§ CHALLENGE:
Filter the lines below, copying only those with the string "fiscale".

[Stored dataset items]
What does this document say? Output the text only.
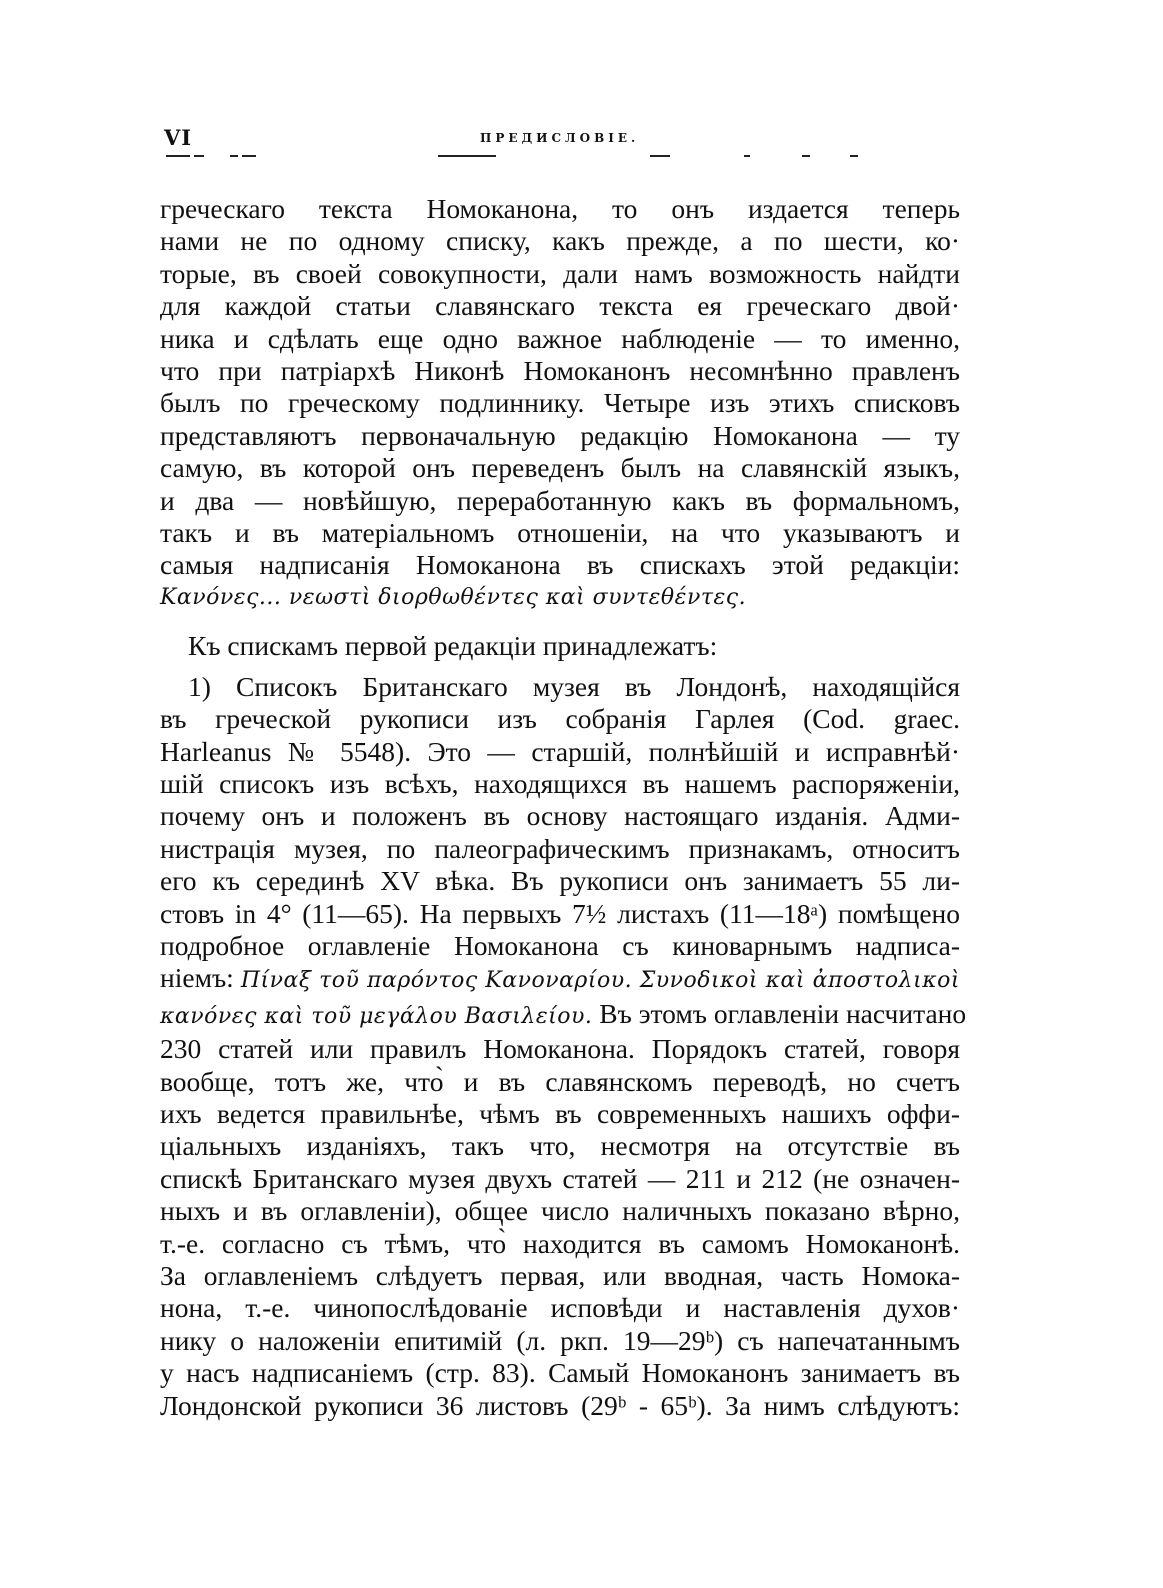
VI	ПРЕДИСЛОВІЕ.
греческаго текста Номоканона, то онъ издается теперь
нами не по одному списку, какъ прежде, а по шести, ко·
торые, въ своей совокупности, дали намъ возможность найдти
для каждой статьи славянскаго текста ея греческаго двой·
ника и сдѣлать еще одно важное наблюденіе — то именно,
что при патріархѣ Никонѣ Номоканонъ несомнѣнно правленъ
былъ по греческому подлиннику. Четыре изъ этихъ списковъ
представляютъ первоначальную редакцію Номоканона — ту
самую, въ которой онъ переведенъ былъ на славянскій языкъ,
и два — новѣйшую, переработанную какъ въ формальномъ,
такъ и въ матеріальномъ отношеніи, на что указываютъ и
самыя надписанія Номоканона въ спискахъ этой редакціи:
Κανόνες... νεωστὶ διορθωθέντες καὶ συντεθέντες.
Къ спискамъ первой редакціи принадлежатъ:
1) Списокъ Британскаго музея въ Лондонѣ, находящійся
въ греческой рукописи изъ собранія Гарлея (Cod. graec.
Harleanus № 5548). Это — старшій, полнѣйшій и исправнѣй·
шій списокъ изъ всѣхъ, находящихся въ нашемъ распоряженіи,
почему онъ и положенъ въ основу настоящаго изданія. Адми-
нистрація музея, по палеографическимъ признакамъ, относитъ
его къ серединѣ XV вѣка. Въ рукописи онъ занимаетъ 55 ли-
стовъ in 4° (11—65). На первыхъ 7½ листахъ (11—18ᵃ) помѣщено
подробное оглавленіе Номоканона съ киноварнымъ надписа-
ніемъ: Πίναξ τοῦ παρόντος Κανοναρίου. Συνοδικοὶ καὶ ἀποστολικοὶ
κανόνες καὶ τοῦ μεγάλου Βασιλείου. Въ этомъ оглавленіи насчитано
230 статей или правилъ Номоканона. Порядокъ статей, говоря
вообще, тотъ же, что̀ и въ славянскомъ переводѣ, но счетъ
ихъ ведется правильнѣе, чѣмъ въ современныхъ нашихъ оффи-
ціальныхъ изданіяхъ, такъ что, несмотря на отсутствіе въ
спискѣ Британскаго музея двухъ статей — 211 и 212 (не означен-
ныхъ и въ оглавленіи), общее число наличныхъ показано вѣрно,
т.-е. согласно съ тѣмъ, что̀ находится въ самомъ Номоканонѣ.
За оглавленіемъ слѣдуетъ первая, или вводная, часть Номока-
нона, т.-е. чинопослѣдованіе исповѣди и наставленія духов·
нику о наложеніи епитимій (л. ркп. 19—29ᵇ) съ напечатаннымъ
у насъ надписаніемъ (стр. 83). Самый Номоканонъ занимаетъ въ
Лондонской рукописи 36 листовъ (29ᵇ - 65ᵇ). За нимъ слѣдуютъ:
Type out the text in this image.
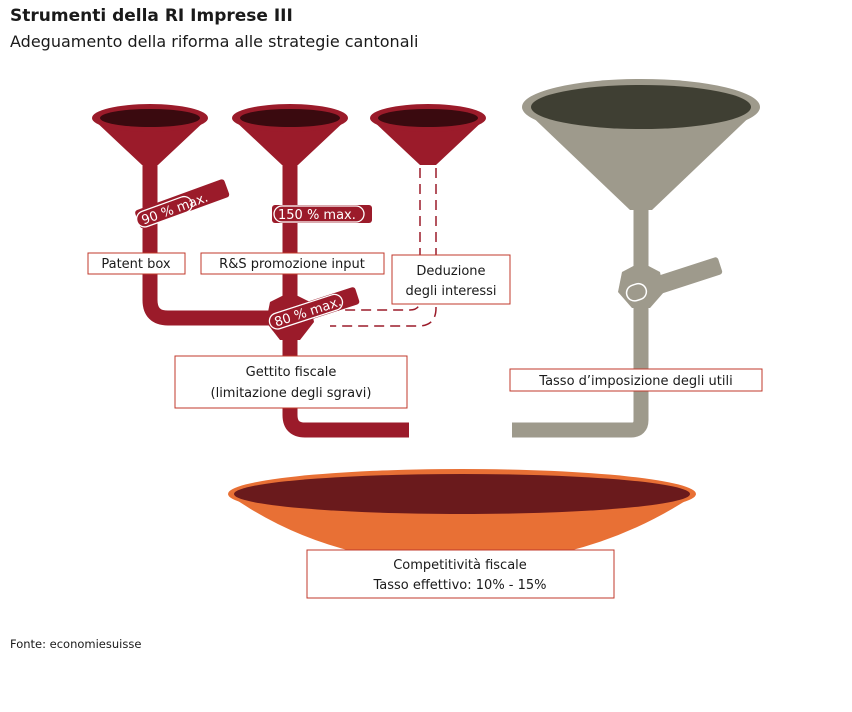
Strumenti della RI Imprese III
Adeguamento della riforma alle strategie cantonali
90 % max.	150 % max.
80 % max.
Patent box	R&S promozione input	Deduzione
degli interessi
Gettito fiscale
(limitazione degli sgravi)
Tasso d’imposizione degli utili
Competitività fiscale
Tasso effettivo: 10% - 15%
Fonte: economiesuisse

§ ANSWER BELOW:
Gettito fiscale
Competitività fiscale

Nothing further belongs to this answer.